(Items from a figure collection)
'''

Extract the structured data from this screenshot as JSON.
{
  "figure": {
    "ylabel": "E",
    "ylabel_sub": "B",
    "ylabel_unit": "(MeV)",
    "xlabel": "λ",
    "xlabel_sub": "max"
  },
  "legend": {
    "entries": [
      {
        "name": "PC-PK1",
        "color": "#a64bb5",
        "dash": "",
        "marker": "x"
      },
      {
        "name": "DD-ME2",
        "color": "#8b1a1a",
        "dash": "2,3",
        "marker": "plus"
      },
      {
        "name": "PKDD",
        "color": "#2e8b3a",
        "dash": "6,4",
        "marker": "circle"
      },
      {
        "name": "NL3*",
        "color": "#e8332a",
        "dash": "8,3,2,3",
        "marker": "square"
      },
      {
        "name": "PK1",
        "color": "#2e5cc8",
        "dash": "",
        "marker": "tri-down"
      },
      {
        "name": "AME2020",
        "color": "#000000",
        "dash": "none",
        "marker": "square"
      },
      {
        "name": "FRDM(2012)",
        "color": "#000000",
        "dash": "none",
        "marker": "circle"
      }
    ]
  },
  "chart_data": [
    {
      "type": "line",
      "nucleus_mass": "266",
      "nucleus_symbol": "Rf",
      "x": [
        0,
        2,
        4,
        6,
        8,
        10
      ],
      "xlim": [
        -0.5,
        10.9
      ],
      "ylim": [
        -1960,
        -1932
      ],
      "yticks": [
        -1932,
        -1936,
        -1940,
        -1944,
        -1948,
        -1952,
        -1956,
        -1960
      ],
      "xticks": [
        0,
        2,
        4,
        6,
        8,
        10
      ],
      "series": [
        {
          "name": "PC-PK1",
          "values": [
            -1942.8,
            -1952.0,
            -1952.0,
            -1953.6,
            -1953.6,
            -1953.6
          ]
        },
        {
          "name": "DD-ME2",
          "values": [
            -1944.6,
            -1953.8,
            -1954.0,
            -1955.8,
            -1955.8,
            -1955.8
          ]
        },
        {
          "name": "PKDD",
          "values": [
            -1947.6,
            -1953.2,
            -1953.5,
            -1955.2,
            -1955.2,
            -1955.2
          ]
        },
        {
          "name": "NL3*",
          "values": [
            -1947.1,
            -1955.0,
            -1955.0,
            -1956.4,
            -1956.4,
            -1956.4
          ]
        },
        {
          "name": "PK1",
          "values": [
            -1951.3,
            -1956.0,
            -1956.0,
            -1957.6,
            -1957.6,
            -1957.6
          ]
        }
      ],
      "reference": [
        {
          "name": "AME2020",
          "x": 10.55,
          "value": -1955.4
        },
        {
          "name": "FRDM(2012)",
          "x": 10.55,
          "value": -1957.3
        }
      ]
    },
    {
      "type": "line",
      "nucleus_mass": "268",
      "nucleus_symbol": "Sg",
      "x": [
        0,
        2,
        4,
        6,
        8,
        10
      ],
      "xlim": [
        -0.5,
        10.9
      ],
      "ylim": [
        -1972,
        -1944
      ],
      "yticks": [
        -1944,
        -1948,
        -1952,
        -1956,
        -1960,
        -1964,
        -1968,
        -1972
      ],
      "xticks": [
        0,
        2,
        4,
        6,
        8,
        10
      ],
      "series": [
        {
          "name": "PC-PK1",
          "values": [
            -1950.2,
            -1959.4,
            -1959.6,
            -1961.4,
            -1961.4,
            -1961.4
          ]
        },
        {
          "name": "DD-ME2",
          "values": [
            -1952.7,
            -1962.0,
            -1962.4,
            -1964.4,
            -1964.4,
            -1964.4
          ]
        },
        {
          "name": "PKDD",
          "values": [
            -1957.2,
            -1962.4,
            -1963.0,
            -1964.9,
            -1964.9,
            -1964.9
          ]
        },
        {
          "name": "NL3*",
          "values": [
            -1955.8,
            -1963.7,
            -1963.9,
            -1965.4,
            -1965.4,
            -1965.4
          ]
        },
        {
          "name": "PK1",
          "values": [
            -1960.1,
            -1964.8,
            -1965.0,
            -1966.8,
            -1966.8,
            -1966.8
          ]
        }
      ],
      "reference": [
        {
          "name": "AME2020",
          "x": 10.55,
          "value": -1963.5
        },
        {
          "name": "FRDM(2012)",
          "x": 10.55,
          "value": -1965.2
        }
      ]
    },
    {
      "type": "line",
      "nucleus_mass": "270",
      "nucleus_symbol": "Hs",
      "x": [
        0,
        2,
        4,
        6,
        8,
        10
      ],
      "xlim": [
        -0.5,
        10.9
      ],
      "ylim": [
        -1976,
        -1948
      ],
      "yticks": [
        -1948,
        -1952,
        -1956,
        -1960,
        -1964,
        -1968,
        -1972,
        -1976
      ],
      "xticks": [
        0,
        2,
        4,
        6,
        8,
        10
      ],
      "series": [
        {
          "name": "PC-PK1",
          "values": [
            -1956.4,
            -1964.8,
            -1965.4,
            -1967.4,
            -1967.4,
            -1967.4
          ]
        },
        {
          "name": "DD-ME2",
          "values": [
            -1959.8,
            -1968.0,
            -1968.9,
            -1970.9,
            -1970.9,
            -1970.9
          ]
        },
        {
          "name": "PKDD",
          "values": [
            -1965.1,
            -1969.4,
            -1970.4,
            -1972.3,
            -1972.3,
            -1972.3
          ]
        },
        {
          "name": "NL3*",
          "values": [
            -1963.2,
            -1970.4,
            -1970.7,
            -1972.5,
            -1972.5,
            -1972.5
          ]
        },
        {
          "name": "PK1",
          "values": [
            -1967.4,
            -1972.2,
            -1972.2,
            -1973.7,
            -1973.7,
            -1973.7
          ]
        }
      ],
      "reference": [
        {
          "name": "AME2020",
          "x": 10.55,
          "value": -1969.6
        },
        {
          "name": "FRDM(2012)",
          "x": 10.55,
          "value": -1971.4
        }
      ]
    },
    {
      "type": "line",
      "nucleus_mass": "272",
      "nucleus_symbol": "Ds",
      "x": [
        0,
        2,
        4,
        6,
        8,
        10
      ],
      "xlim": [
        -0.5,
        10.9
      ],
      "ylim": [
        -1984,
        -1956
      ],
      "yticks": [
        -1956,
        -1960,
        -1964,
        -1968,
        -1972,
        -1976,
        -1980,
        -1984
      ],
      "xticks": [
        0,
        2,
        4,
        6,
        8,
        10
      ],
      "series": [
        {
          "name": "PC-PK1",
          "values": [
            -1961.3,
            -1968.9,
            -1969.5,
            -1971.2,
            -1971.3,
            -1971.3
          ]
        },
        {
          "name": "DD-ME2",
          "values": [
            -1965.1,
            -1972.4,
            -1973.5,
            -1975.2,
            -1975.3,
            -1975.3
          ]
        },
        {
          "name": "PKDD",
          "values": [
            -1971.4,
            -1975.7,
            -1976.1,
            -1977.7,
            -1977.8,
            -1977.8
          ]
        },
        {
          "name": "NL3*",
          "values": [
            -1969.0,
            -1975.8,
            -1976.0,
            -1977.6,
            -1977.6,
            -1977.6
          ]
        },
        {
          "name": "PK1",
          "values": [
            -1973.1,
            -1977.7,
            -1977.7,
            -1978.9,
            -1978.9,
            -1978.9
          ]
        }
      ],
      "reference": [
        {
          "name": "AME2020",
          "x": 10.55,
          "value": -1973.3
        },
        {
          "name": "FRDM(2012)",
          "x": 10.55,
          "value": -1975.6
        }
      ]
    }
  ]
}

'''

*WORK TO BE COMPLETED:*
Repeat the records above in full, character for character.

*FULL ANSWER:*
Extract the structured data from this screenshot as JSON.
{
  "figure": {
    "ylabel": "E",
    "ylabel_sub": "B",
    "ylabel_unit": "(MeV)",
    "xlabel": "λ",
    "xlabel_sub": "max"
  },
  "legend": {
    "entries": [
      {
        "name": "PC-PK1",
        "color": "#a64bb5",
        "dash": "",
        "marker": "x"
      },
      {
        "name": "DD-ME2",
        "color": "#8b1a1a",
        "dash": "2,3",
        "marker": "plus"
      },
      {
        "name": "PKDD",
        "color": "#2e8b3a",
        "dash": "6,4",
        "marker": "circle"
      },
      {
        "name": "NL3*",
        "color": "#e8332a",
        "dash": "8,3,2,3",
        "marker": "square"
      },
      {
        "name": "PK1",
        "color": "#2e5cc8",
        "dash": "",
        "marker": "tri-down"
      },
      {
        "name": "AME2020",
        "color": "#000000",
        "dash": "none",
        "marker": "square"
      },
      {
        "name": "FRDM(2012)",
        "color": "#000000",
        "dash": "none",
        "marker": "circle"
      }
    ]
  },
  "chart_data": [
    {
      "type": "line",
      "nucleus_mass": "266",
      "nucleus_symbol": "Rf",
      "x": [
        0,
        2,
        4,
        6,
        8,
        10
      ],
      "xlim": [
        -0.5,
        10.9
      ],
      "ylim": [
        -1960,
        -1932
      ],
      "yticks": [
        -1932,
        -1936,
        -1940,
        -1944,
        -1948,
        -1952,
        -1956,
        -1960
      ],
      "xticks": [
        0,
        2,
        4,
        6,
        8,
        10
      ],
      "series": [
        {
          "name": "PC-PK1",
          "values": [
            -1942.8,
            -1952.0,
            -1952.0,
            -1953.6,
            -1953.6,
            -1953.6
          ]
        },
        {
          "name": "DD-ME2",
          "values": [
            -1944.6,
            -1953.8,
            -1954.0,
            -1955.8,
            -1955.8,
            -1955.8
          ]
        },
        {
          "name": "PKDD",
          "values": [
            -1947.6,
            -1953.2,
            -1953.5,
            -1955.2,
            -1955.2,
            -1955.2
          ]
        },
        {
          "name": "NL3*",
          "values": [
            -1947.1,
            -1955.0,
            -1955.0,
            -1956.4,
            -1956.4,
            -1956.4
          ]
        },
        {
          "name": "PK1",
          "values": [
            -1951.3,
            -1956.0,
            -1956.0,
            -1957.6,
            -1957.6,
            -1957.6
          ]
        }
      ],
      "reference": [
        {
          "name": "AME2020",
          "x": 10.55,
          "value": -1955.4
        },
        {
          "name": "FRDM(2012)",
          "x": 10.55,
          "value": -1957.3
        }
      ]
    },
    {
      "type": "line",
      "nucleus_mass": "268",
      "nucleus_symbol": "Sg",
      "x": [
        0,
        2,
        4,
        6,
        8,
        10
      ],
      "xlim": [
        -0.5,
        10.9
      ],
      "ylim": [
        -1972,
        -1944
      ],
      "yticks": [
        -1944,
        -1948,
        -1952,
        -1956,
        -1960,
        -1964,
        -1968,
        -1972
      ],
      "xticks": [
        0,
        2,
        4,
        6,
        8,
        10
      ],
      "series": [
        {
          "name": "PC-PK1",
          "values": [
            -1950.2,
            -1959.4,
            -1959.6,
            -1961.4,
            -1961.4,
            -1961.4
          ]
        },
        {
          "name": "DD-ME2",
          "values": [
            -1952.7,
            -1962.0,
            -1962.4,
            -1964.4,
            -1964.4,
            -1964.4
          ]
        },
        {
          "name": "PKDD",
          "values": [
            -1957.2,
            -1962.4,
            -1963.0,
            -1964.9,
            -1964.9,
            -1964.9
          ]
        },
        {
          "name": "NL3*",
          "values": [
            -1955.8,
            -1963.7,
            -1963.9,
            -1965.4,
            -1965.4,
            -1965.4
          ]
        },
        {
          "name": "PK1",
          "values": [
            -1960.1,
            -1964.8,
            -1965.0,
            -1966.8,
            -1966.8,
            -1966.8
          ]
        }
      ],
      "reference": [
        {
          "name": "AME2020",
          "x": 10.55,
          "value": -1963.5
        },
        {
          "name": "FRDM(2012)",
          "x": 10.55,
          "value": -1965.2
        }
      ]
    },
    {
      "type": "line",
      "nucleus_mass": "270",
      "nucleus_symbol": "Hs",
      "x": [
        0,
        2,
        4,
        6,
        8,
        10
      ],
      "xlim": [
        -0.5,
        10.9
      ],
      "ylim": [
        -1976,
        -1948
      ],
      "yticks": [
        -1948,
        -1952,
        -1956,
        -1960,
        -1964,
        -1968,
        -1972,
        -1976
      ],
      "xticks": [
        0,
        2,
        4,
        6,
        8,
        10
      ],
      "series": [
        {
          "name": "PC-PK1",
          "values": [
            -1956.4,
            -1964.8,
            -1965.4,
            -1967.4,
            -1967.4,
            -1967.4
          ]
        },
        {
          "name": "DD-ME2",
          "values": [
            -1959.8,
            -1968.0,
            -1968.9,
            -1970.9,
            -1970.9,
            -1970.9
          ]
        },
        {
          "name": "PKDD",
          "values": [
            -1965.1,
            -1969.4,
            -1970.4,
            -1972.3,
            -1972.3,
            -1972.3
          ]
        },
        {
          "name": "NL3*",
          "values": [
            -1963.2,
            -1970.4,
            -1970.7,
            -1972.5,
            -1972.5,
            -1972.5
          ]
        },
        {
          "name": "PK1",
          "values": [
            -1967.4,
            -1972.2,
            -1972.2,
            -1973.7,
            -1973.7,
            -1973.7
          ]
        }
      ],
      "reference": [
        {
          "name": "AME2020",
          "x": 10.55,
          "value": -1969.6
        },
        {
          "name": "FRDM(2012)",
          "x": 10.55,
          "value": -1971.4
        }
      ]
    },
    {
      "type": "line",
      "nucleus_mass": "272",
      "nucleus_symbol": "Ds",
      "x": [
        0,
        2,
        4,
        6,
        8,
        10
      ],
      "xlim": [
        -0.5,
        10.9
      ],
      "ylim": [
        -1984,
        -1956
      ],
      "yticks": [
        -1956,
        -1960,
        -1964,
        -1968,
        -1972,
        -1976,
        -1980,
        -1984
      ],
      "xticks": [
        0,
        2,
        4,
        6,
        8,
        10
      ],
      "series": [
        {
          "name": "PC-PK1",
          "values": [
            -1961.3,
            -1968.9,
            -1969.5,
            -1971.2,
            -1971.3,
            -1971.3
          ]
        },
        {
          "name": "DD-ME2",
          "values": [
            -1965.1,
            -1972.4,
            -1973.5,
            -1975.2,
            -1975.3,
            -1975.3
          ]
        },
        {
          "name": "PKDD",
          "values": [
            -1971.4,
            -1975.7,
            -1976.1,
            -1977.7,
            -1977.8,
            -1977.8
          ]
        },
        {
          "name": "NL3*",
          "values": [
            -1969.0,
            -1975.8,
            -1976.0,
            -1977.6,
            -1977.6,
            -1977.6
          ]
        },
        {
          "name": "PK1",
          "values": [
            -1973.1,
            -1977.7,
            -1977.7,
            -1978.9,
            -1978.9,
            -1978.9
          ]
        }
      ],
      "reference": [
        {
          "name": "AME2020",
          "x": 10.55,
          "value": -1973.3
        },
        {
          "name": "FRDM(2012)",
          "x": 10.55,
          "value": -1975.6
        }
      ]
    }
  ]
}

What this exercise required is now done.